PROBLEM DESCRIPTION –
Extract each line of the records below that contains the word "automaticky".

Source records
• • • • •
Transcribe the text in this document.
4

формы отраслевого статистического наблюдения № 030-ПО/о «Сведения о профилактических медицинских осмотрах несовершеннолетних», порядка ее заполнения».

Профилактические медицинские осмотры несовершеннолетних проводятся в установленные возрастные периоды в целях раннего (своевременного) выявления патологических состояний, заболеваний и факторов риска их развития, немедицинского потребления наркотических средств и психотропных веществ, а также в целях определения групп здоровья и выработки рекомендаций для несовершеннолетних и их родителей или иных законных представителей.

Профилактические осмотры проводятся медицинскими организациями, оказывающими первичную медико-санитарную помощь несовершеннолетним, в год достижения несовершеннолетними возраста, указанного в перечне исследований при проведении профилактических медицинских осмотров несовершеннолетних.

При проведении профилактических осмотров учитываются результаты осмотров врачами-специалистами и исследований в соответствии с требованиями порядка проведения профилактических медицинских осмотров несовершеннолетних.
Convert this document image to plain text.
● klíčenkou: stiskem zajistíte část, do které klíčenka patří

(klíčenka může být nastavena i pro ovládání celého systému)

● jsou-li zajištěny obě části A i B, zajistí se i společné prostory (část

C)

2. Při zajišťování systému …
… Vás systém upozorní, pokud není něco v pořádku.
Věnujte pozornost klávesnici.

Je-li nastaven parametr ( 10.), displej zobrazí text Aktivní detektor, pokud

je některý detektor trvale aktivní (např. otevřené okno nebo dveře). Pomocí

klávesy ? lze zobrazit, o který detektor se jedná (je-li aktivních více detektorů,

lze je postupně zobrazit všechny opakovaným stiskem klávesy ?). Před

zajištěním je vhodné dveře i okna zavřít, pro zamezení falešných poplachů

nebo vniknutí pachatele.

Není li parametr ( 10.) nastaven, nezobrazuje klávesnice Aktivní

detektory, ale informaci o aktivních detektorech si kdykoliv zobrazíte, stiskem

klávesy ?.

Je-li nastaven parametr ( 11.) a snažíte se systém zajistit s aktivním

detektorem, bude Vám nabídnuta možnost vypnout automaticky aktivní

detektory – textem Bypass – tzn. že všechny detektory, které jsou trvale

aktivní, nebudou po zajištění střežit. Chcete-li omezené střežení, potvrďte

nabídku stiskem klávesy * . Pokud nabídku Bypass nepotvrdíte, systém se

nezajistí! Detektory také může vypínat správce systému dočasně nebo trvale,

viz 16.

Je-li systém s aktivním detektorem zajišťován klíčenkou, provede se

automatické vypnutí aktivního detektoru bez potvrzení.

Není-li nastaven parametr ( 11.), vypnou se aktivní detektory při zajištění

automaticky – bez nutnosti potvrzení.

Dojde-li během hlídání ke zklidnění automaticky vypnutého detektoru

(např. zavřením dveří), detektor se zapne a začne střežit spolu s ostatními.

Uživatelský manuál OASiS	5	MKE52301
• • • • •
OUTPUT OF THE EXERCISE –
detektorem, bude Vám nabídnuta možnost vypnout automaticky aktivní
automaticky – bez nutnosti potvrzení.
Dojde-li během hlídání ke zklidnění automaticky vypnutého detektoru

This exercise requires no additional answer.